▸ AIM: Pull every line containing the word "Office" from the records.

▸ DATASET:
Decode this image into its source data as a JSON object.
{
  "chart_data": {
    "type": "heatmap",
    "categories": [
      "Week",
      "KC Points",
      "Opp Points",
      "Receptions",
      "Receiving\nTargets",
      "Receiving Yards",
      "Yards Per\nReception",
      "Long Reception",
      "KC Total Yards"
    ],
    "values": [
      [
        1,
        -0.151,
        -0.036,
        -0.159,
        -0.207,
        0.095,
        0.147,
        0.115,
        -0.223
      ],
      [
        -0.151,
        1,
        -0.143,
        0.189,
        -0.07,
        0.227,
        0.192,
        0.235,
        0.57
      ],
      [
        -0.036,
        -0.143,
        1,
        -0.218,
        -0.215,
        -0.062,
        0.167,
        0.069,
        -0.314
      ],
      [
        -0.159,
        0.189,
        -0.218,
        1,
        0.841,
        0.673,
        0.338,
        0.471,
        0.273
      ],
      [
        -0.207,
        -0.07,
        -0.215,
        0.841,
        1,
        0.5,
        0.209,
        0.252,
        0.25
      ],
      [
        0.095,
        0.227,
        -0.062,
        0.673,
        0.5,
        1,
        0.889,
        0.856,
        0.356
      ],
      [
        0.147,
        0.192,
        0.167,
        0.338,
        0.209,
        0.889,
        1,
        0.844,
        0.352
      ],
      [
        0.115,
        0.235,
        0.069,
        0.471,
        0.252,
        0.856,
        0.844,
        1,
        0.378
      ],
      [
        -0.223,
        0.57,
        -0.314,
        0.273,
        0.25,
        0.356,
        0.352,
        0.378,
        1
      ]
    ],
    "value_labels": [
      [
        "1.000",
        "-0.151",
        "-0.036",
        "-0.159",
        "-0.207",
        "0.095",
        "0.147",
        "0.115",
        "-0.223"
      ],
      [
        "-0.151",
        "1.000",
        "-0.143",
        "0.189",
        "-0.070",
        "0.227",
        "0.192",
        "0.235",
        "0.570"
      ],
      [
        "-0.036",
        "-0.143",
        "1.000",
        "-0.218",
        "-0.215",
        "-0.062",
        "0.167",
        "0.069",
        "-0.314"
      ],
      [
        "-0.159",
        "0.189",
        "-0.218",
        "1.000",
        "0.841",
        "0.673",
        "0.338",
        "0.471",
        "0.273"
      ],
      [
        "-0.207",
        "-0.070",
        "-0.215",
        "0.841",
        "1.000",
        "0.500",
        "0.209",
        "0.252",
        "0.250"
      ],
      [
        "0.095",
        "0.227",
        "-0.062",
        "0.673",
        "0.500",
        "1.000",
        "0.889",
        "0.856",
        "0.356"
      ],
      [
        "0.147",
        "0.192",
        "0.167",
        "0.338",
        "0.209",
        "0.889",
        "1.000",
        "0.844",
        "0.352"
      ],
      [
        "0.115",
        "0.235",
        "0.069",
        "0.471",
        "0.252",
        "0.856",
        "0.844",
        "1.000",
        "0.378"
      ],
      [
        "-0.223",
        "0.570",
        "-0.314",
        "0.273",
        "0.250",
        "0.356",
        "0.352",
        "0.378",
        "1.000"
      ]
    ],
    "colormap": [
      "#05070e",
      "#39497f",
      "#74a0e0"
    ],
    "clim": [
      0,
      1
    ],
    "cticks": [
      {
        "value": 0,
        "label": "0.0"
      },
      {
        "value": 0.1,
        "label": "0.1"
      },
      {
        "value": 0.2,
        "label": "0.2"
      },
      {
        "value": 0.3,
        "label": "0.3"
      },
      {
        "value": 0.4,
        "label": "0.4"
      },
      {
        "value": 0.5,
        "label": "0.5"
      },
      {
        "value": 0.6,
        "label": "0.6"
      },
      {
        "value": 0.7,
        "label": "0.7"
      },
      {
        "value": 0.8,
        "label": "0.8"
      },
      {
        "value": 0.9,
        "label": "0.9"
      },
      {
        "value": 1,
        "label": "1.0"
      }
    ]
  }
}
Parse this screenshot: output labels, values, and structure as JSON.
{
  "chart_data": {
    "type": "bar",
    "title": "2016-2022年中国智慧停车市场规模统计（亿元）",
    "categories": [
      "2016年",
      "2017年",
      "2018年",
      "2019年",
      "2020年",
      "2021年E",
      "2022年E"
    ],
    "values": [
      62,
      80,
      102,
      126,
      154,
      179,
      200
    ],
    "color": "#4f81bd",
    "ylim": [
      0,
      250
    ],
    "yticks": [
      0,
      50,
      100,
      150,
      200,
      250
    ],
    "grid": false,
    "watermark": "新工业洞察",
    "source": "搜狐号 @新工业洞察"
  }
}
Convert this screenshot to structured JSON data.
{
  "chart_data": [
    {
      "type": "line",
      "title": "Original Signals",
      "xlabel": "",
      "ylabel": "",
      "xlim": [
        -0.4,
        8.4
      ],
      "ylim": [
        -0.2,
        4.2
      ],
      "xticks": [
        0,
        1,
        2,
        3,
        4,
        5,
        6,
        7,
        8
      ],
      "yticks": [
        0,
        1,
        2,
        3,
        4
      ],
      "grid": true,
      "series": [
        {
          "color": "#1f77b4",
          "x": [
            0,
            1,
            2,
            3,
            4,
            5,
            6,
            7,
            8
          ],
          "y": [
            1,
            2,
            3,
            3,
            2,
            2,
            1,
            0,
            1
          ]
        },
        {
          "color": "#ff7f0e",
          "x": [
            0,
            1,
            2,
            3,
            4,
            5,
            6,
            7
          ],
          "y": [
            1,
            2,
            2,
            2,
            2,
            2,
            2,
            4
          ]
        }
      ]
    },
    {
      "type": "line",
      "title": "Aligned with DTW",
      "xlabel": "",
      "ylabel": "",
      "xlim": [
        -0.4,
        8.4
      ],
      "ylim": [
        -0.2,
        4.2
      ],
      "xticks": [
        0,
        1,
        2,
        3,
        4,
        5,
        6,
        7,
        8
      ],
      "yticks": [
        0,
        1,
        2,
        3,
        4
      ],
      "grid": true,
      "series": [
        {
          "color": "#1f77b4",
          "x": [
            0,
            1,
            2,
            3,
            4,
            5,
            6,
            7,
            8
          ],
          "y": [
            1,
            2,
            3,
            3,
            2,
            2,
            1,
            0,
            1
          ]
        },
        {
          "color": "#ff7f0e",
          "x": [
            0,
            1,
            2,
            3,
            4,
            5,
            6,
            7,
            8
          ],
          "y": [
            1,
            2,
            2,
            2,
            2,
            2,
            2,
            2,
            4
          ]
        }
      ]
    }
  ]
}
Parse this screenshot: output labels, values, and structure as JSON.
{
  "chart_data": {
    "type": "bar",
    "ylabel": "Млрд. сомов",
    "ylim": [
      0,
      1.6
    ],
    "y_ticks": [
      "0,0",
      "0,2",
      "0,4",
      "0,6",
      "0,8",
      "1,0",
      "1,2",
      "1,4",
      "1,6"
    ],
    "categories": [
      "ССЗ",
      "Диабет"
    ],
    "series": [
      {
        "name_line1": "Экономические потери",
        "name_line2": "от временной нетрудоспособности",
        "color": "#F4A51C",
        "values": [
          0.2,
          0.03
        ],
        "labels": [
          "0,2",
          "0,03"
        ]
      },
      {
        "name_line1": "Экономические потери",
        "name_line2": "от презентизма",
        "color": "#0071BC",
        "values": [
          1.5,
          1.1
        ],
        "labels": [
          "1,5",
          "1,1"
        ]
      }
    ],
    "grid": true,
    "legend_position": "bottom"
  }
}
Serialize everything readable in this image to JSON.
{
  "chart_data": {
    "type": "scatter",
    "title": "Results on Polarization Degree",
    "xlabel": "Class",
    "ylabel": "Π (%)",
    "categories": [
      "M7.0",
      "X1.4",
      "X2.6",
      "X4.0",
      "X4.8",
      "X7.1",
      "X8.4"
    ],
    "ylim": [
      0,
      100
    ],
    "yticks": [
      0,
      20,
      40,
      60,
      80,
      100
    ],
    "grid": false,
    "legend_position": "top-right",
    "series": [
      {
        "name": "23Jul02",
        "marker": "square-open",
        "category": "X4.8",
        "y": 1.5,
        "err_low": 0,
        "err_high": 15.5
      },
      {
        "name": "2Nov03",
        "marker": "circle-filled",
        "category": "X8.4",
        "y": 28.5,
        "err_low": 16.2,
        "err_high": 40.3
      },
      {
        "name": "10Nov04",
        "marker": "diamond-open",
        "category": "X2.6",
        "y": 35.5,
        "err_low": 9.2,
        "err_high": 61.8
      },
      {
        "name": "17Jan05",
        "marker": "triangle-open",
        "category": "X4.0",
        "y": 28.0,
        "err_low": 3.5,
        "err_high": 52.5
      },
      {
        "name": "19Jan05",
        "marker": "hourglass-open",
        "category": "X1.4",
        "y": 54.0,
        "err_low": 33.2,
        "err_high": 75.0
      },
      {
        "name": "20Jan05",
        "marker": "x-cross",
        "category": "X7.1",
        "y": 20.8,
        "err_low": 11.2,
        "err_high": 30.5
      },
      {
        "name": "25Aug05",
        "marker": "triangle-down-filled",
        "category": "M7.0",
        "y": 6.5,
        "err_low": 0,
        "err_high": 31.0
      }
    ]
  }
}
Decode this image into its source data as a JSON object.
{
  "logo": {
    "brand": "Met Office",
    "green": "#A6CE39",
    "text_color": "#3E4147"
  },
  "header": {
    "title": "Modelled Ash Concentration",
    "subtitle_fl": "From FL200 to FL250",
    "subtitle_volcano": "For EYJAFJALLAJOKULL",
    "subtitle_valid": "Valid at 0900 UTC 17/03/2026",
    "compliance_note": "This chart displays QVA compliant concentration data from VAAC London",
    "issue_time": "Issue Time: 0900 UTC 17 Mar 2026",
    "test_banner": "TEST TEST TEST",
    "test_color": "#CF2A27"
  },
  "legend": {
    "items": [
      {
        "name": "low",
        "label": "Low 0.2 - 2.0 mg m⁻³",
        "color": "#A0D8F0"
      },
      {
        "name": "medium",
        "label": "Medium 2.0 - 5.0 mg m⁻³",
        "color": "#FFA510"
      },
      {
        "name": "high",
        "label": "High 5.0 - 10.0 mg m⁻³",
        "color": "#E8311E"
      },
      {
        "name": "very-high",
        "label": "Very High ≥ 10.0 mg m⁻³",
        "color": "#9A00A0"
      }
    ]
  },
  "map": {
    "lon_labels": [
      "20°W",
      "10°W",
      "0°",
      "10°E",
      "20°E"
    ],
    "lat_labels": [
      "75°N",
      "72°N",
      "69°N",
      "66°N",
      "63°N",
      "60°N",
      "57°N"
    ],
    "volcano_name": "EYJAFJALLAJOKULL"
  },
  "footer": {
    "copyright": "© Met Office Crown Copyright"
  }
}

▸ EXPECTED OUTPUT:
    "brand": "Met Office",
    "copyright": "© Met Office Crown Copyright"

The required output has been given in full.